Determine how many lines of the material hold the string "стороны" and reply with only that number.

################

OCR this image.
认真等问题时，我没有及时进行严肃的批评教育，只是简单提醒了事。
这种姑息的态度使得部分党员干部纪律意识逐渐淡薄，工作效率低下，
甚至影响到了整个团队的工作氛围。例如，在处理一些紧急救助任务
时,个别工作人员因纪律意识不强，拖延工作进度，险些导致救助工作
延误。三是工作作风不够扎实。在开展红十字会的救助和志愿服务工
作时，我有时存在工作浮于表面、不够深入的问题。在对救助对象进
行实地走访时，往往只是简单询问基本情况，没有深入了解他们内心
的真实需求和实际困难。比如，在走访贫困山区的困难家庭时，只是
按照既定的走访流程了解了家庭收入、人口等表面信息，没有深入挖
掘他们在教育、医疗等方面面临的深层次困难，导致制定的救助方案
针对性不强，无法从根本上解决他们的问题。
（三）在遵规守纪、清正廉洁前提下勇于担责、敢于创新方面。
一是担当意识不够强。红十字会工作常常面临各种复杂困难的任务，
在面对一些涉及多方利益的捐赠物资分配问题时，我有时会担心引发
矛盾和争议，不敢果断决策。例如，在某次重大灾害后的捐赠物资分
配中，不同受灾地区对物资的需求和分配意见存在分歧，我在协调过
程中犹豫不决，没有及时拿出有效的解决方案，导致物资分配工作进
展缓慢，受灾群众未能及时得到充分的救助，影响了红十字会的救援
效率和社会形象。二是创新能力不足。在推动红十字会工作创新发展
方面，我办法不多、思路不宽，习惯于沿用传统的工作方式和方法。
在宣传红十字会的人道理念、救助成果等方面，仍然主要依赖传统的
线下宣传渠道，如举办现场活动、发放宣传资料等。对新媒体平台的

################

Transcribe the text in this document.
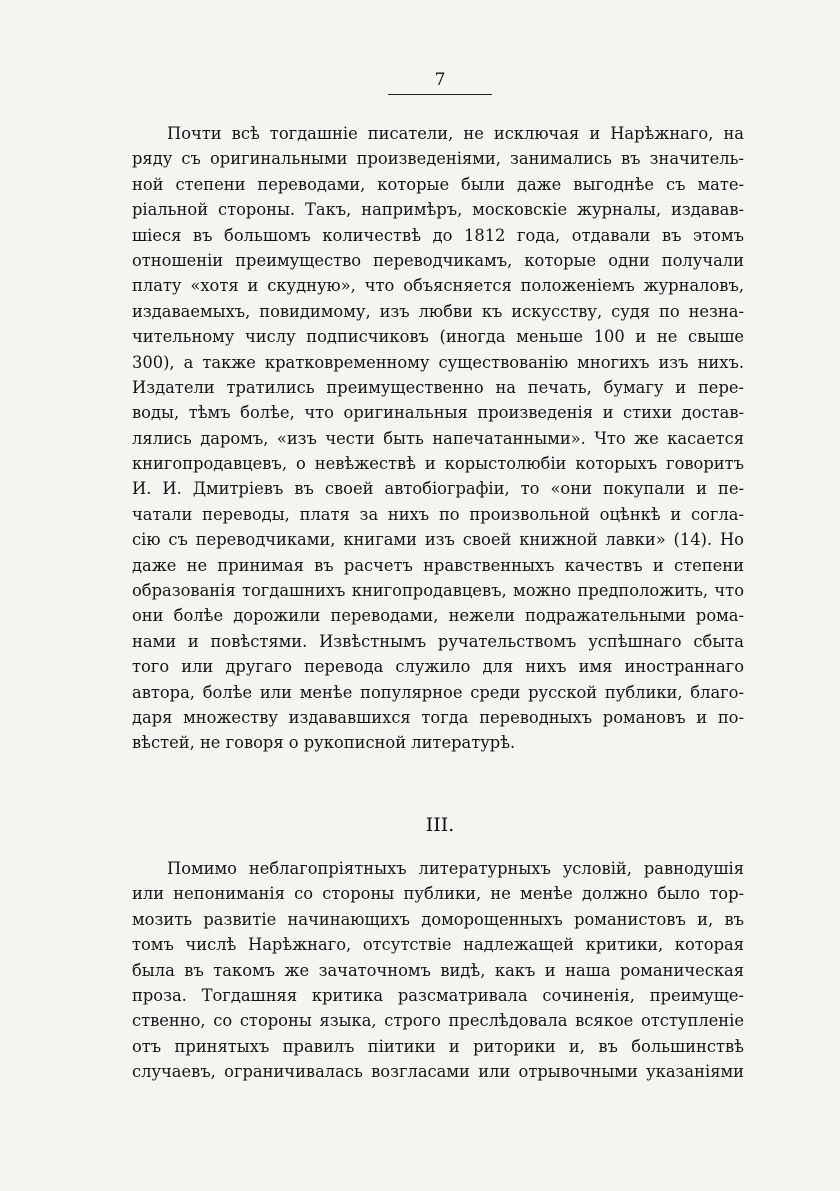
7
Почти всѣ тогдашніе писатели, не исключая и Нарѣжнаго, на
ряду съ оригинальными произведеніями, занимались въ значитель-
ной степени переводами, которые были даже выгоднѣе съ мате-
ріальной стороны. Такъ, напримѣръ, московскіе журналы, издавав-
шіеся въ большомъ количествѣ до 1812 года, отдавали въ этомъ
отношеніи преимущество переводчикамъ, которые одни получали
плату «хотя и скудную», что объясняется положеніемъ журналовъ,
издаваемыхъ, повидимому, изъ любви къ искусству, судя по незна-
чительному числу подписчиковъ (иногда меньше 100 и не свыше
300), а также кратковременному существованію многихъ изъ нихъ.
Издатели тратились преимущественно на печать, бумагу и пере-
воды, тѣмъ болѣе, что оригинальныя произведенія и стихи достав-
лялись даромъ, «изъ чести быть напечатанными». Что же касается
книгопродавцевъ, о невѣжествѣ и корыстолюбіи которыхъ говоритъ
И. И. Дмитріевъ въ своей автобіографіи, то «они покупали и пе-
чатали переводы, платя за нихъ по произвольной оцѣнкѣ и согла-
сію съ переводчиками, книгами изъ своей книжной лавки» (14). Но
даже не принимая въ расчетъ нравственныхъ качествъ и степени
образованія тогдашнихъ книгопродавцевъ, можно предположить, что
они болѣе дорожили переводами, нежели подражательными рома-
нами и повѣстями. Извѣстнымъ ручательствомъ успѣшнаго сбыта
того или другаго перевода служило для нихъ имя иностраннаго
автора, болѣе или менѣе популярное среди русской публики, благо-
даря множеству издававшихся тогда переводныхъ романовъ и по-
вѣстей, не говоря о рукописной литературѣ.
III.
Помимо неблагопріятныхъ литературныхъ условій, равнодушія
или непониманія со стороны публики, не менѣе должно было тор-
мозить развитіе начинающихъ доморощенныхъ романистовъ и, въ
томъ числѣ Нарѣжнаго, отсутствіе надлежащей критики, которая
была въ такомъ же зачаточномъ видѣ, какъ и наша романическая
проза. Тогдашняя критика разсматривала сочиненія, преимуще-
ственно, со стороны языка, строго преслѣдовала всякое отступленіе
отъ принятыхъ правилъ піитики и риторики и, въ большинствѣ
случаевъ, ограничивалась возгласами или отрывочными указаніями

################

### Task output
3